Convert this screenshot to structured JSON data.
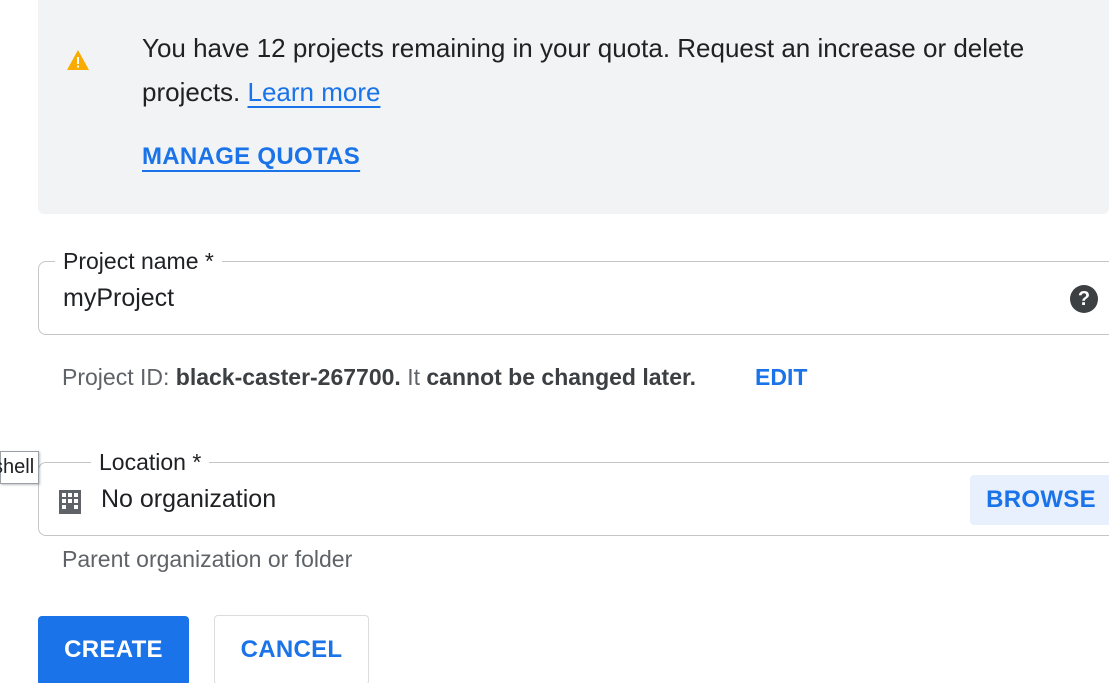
{
  "banner": {
    "icon": "warning-icon",
    "message": "You have 12 projects remaining in your quota. Request an increase or delete projects.",
    "learn_more": "Learn more",
    "manage_quotas": "MANAGE QUOTAS",
    "warning_color": "#f9ab00"
  },
  "project_name": {
    "label": "Project name *",
    "value": "myProject",
    "help_icon": "help-circle-icon"
  },
  "project_id": {
    "prefix": "Project ID:",
    "id": "black-caster-267700.",
    "mid": "It",
    "suffix": "cannot be changed later.",
    "edit": "EDIT"
  },
  "tooltip": {
    "text": "shell"
  },
  "location": {
    "label": "Location *",
    "icon": "organization-icon",
    "value": "No organization",
    "browse": "BROWSE",
    "helper": "Parent organization or folder"
  },
  "actions": {
    "create": "CREATE",
    "cancel": "CANCEL"
  },
  "colors": {
    "accent": "#1a73e8",
    "banner_bg": "#f1f3f4"
  }
}
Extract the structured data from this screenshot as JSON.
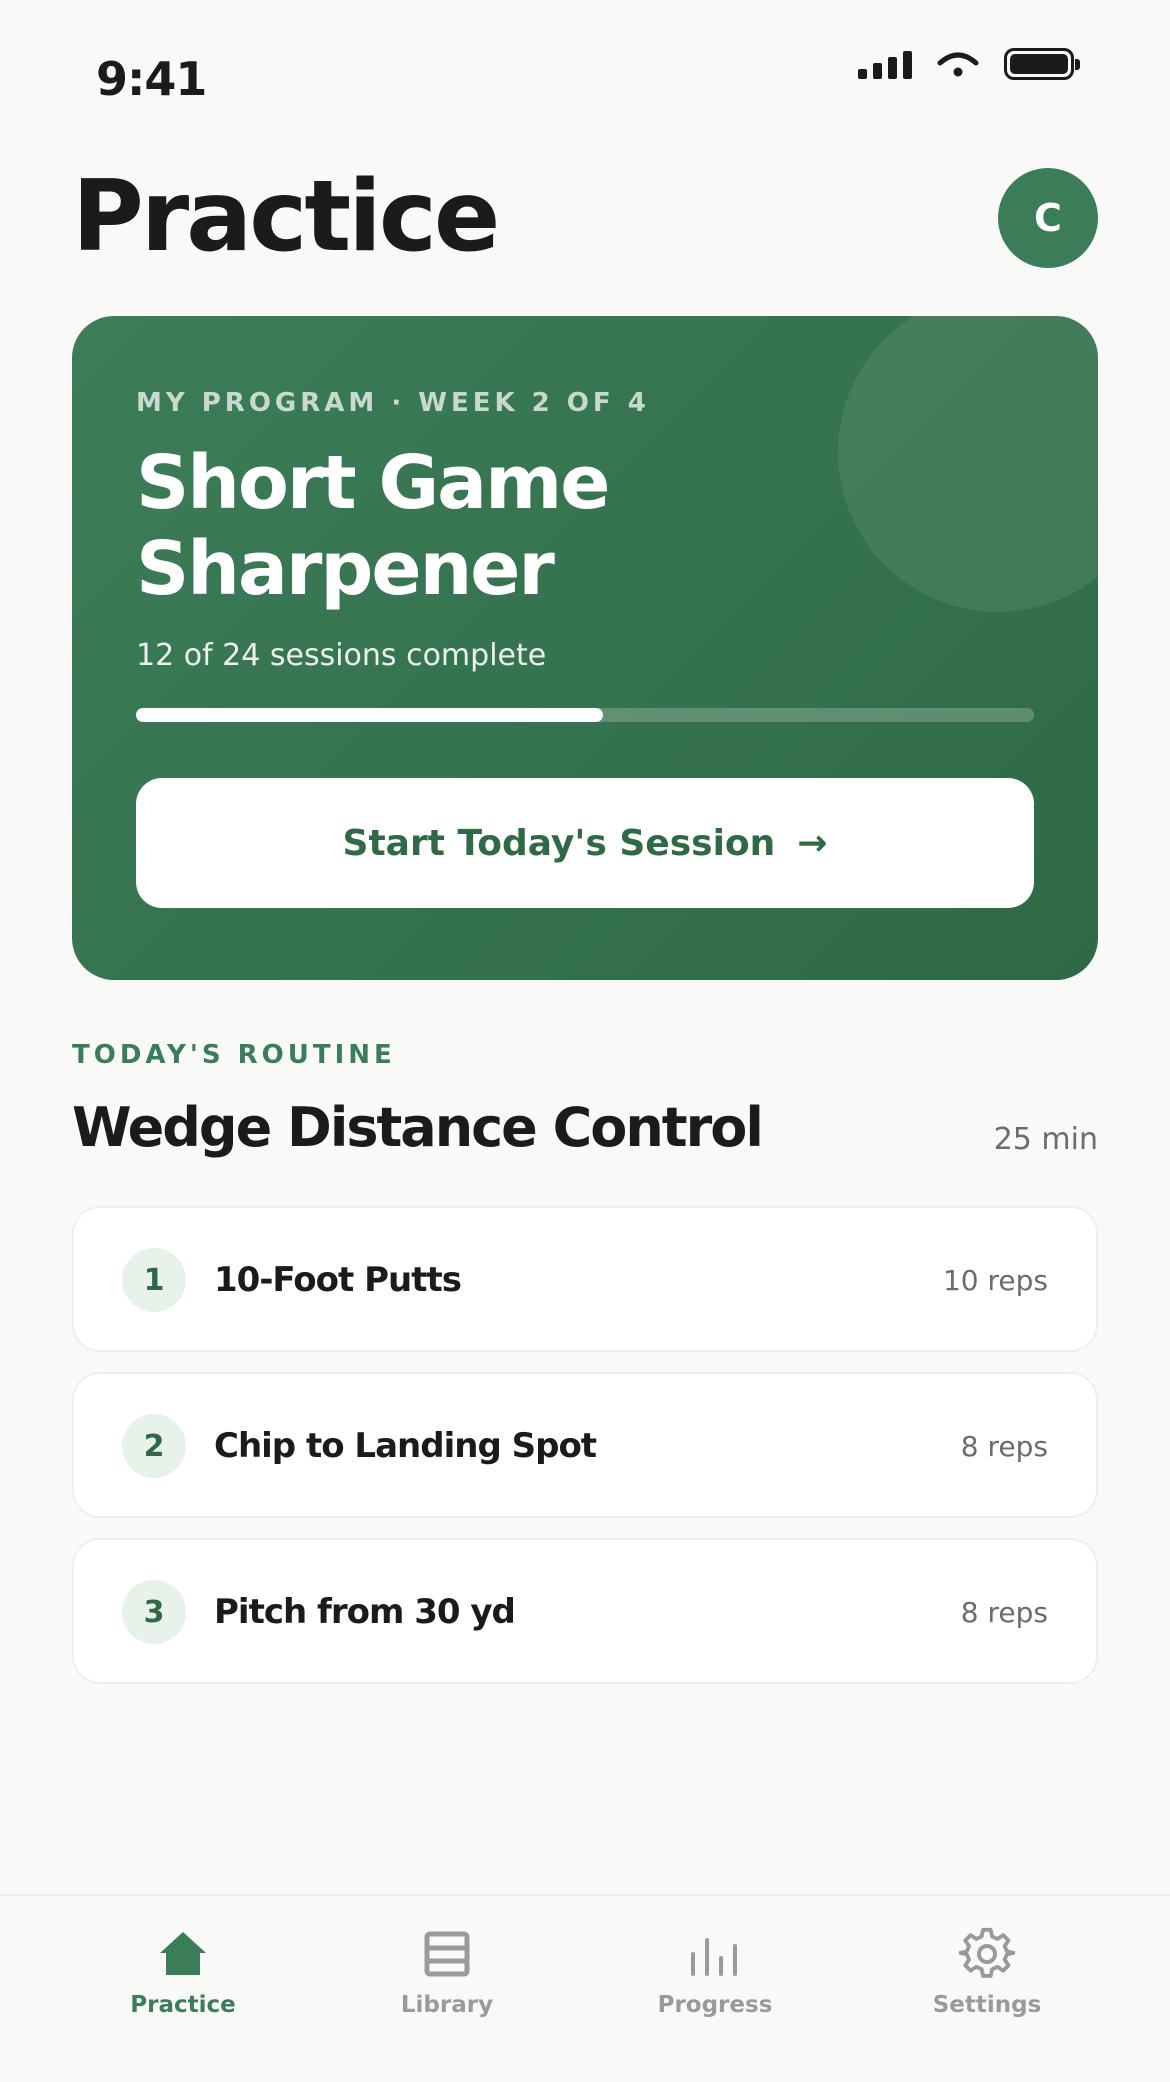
::::::
**TASK DETAILS:**
None of the pictures should appear; repeat the records exactly otherwise.

**RESULT:**
Convert this screenshot to structured JSON data.
{
  "banner": {
    "icon": "warning-icon",
    "message": "You have 12 projects remaining in your quota. Request an increase or delete projects.",
    "learn_more": "Learn more",
    "manage_quotas": "MANAGE QUOTAS",
    "warning_color": "#f9ab00"
  },
  "project_name": {
    "label": "Project name *",
    "value": "myProject",
    "help_icon": "help-circle-icon"
  },
  "project_id": {
    "prefix": "Project ID:",
    "id": "black-caster-267700.",
    "mid": "It",
    "suffix": "cannot be changed later.",
    "edit": "EDIT"
  },
  "tooltip": {
    "text": "shell"
  },
  "location": {
    "label": "Location *",
    "icon": "organization-icon",
    "value": "No organization",
    "browse": "BROWSE",
    "helper": "Parent organization or folder"
  },
  "actions": {
    "create": "CREATE",
    "cancel": "CANCEL"
  },
  "colors": {
    "accent": "#1a73e8",
    "banner_bg": "#f1f3f4"
  }
}
Extract the structured data from this screenshot as JSON.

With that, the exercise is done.